Description of the task
All lines containing the string "Fold" must be copied from the entries.

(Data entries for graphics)
"""

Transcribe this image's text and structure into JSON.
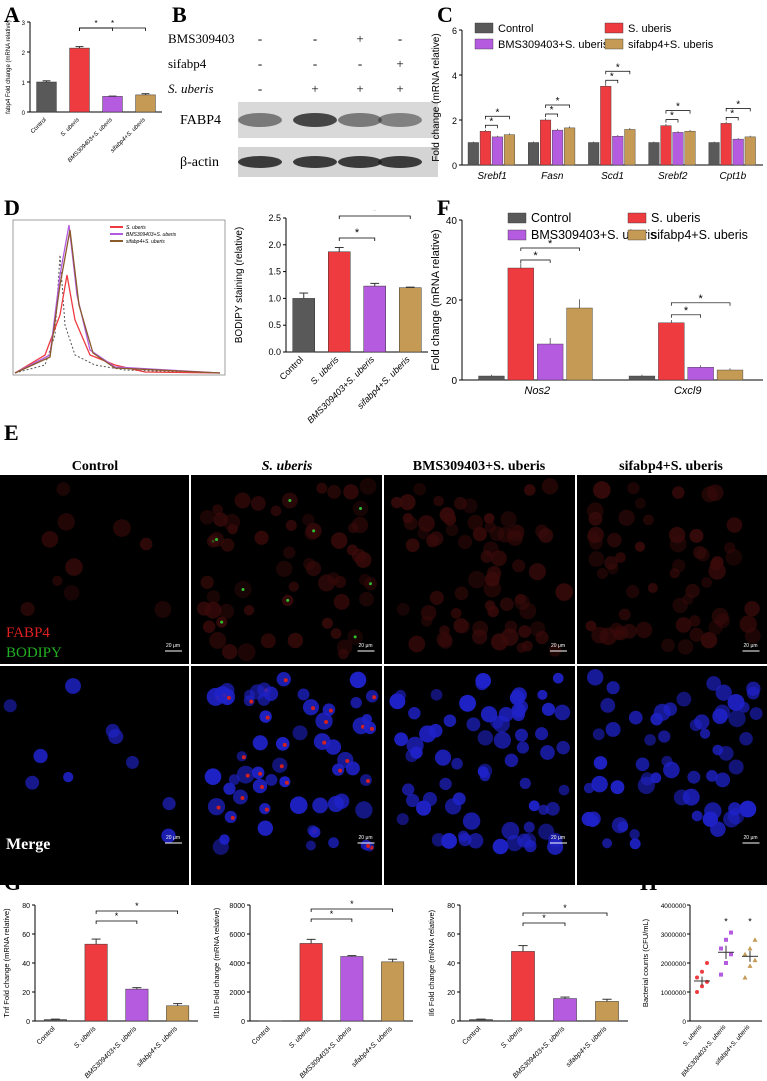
{
  "panel_labels": {
    "A": "A",
    "B": "B",
    "C": "C",
    "D": "D",
    "E": "E",
    "F": "F",
    "G": "G",
    "H": "H"
  },
  "colors": {
    "control": "#595959",
    "s_uberis": "#ee3b40",
    "bms": "#b45be0",
    "sifabp4": "#c49a55",
    "overlay_black": "#000000"
  },
  "blot": {
    "rows": [
      {
        "label": "BMS309403",
        "signs": [
          "-",
          "-",
          "+",
          "-"
        ]
      },
      {
        "label": "sifabp4",
        "signs": [
          "-",
          "-",
          "-",
          "+"
        ]
      },
      {
        "label": "S. uberis",
        "signs": [
          "-",
          "+",
          "+",
          "+"
        ]
      }
    ],
    "bands": [
      "FABP4",
      "β-actin"
    ]
  },
  "micro": {
    "columns": [
      "Control",
      "S. uberis",
      "BMS309403+S. uberis",
      "sifabp4+S. uberis"
    ],
    "row1_labels": [
      "FABP4",
      "BODIPY"
    ],
    "row2_label": "Merge",
    "scale_bar": "20 μm"
  },
  "chart_data": [
    {
      "id": "A",
      "type": "bar",
      "ylabel": "fabp4 Fold change (mRNA relative)",
      "categories": [
        "Control",
        "S. uberis",
        "BMS309403+S. uberis",
        "sifabp4+S. uberis"
      ],
      "values": [
        1.0,
        2.13,
        0.52,
        0.57
      ],
      "errors": [
        0.04,
        0.05,
        0.01,
        0.04
      ],
      "ylim": [
        0,
        3
      ],
      "yticks": [
        0,
        1,
        2,
        3
      ],
      "sig": [
        {
          "from": 1,
          "to": 2,
          "label": "*"
        },
        {
          "from": 1,
          "to": 3,
          "label": "*"
        }
      ]
    },
    {
      "id": "C",
      "type": "bar",
      "ylabel": "Fold change (mRNA relative)",
      "categories": [
        "Srebf1",
        "Fasn",
        "Scd1",
        "Srebf2",
        "Cpt1b"
      ],
      "series": [
        {
          "name": "Control",
          "values": [
            1.0,
            1.0,
            1.0,
            1.0,
            1.0
          ]
        },
        {
          "name": "S. uberis",
          "values": [
            1.5,
            2.0,
            3.5,
            1.75,
            1.85
          ]
        },
        {
          "name": "BMS309403+S. uberis",
          "values": [
            1.25,
            1.55,
            1.28,
            1.45,
            1.15
          ]
        },
        {
          "name": "sifabp4+S. uberis",
          "values": [
            1.35,
            1.65,
            1.58,
            1.5,
            1.25
          ]
        }
      ],
      "ylim": [
        0,
        6
      ],
      "yticks": [
        0,
        2,
        4,
        6
      ],
      "legend": "top"
    },
    {
      "id": "D",
      "type": "bar",
      "ylabel": "BODIPY staining (relative)",
      "categories": [
        "Control",
        "S. uberis",
        "BMS309403+S. uberis",
        "sifabp4+S. uberis"
      ],
      "values": [
        1.0,
        1.87,
        1.23,
        1.2
      ],
      "errors": [
        0.1,
        0.08,
        0.05,
        0.01
      ],
      "ylim": [
        0,
        2.5
      ],
      "yticks": [
        0.0,
        0.5,
        1.0,
        1.5,
        2.0,
        2.5
      ],
      "sig": [
        {
          "from": 1,
          "to": 2,
          "label": "*"
        },
        {
          "from": 1,
          "to": 3,
          "label": "*"
        }
      ],
      "histogram_legend": [
        "S. uberis",
        "BMS309403+S. uberis",
        "sifabp4+S. uberis"
      ]
    },
    {
      "id": "F",
      "type": "bar",
      "ylabel": "Fold change (mRNA relative)",
      "categories": [
        "Nos2",
        "Cxcl9"
      ],
      "series": [
        {
          "name": "Control",
          "values": [
            1.0,
            1.0
          ]
        },
        {
          "name": "S. uberis",
          "values": [
            28,
            14.3
          ]
        },
        {
          "name": "BMS309403+S. uberis",
          "values": [
            9,
            3.2
          ]
        },
        {
          "name": "sifabp4+S. uberis",
          "values": [
            18,
            2.5
          ]
        }
      ],
      "errors": [
        [
          0.3,
          0.3
        ],
        [
          1.2,
          0.7
        ],
        [
          1.5,
          0.5
        ],
        [
          2.2,
          0.4
        ]
      ],
      "ylim": [
        0,
        40
      ],
      "yticks": [
        0,
        20,
        40
      ],
      "legend": "top"
    },
    {
      "id": "G1",
      "type": "bar",
      "ylabel": "Tnf Fold change (mRNA relative)",
      "categories": [
        "Control",
        "S. uberis",
        "BMS309403+S. uberis",
        "sifabp4+S. uberis"
      ],
      "values": [
        1,
        53,
        22,
        10.5
      ],
      "errors": [
        0.3,
        3.5,
        1,
        1.5
      ],
      "ylim": [
        0,
        80
      ],
      "yticks": [
        0,
        20,
        40,
        60,
        80
      ],
      "sig": [
        {
          "from": 1,
          "to": 2,
          "label": "*"
        },
        {
          "from": 1,
          "to": 3,
          "label": "*"
        }
      ]
    },
    {
      "id": "G2",
      "type": "bar",
      "ylabel": "Il1b Fold change (mRNA relative)",
      "categories": [
        "Control",
        "S. uberis",
        "BMS309403+S. uberis",
        "sifabp4+S. uberis"
      ],
      "values": [
        1,
        5350,
        4450,
        4080
      ],
      "errors": [
        0,
        280,
        60,
        180
      ],
      "ylim": [
        0,
        8000
      ],
      "yticks": [
        0,
        2000,
        4000,
        6000,
        8000
      ],
      "sig": [
        {
          "from": 1,
          "to": 2,
          "label": "*"
        },
        {
          "from": 1,
          "to": 3,
          "label": "*"
        }
      ]
    },
    {
      "id": "G3",
      "type": "bar",
      "ylabel": "Il6 Fold change (mRNA relative)",
      "categories": [
        "Control",
        "S. uberis",
        "BMS309403+S. uberis",
        "sifabp4+S. uberis"
      ],
      "values": [
        1,
        48,
        15.5,
        13.5
      ],
      "errors": [
        0.3,
        4,
        1,
        1.5
      ],
      "ylim": [
        0,
        80
      ],
      "yticks": [
        0,
        20,
        40,
        60,
        80
      ],
      "sig": [
        {
          "from": 1,
          "to": 2,
          "label": "*"
        },
        {
          "from": 1,
          "to": 3,
          "label": "*"
        }
      ]
    },
    {
      "id": "H",
      "type": "scatter",
      "ylabel": "Bacterial counts (CFU/mL)",
      "categories": [
        "S. uberis",
        "BMS309403+S. uberis",
        "sifabp4+S. uberis"
      ],
      "points": [
        [
          1000000,
          1200000,
          1350000,
          1500000,
          1700000,
          2000000
        ],
        [
          1600000,
          2000000,
          2300000,
          2500000,
          2800000,
          3050000
        ],
        [
          1500000,
          1900000,
          2100000,
          2300000,
          2500000,
          2800000
        ]
      ],
      "means": [
        1380000,
        2370000,
        2230000
      ],
      "errors": [
        150000,
        230000,
        190000
      ],
      "ylim": [
        0,
        4000000
      ],
      "yticks": [
        0,
        1000000,
        2000000,
        3000000,
        4000000
      ],
      "marks": [
        "",
        "*",
        "*"
      ]
    }
  ]
}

"""

Exercise solution
      "ylabel": "fabp4 Fold change (mRNA relative)",
      "ylabel": "Fold change (mRNA relative)",
      "ylabel": "Fold change (mRNA relative)",
      "ylabel": "Tnf Fold change (mRNA relative)",
      "ylabel": "Il1b Fold change (mRNA relative)",
      "ylabel": "Il6 Fold change (mRNA relative)",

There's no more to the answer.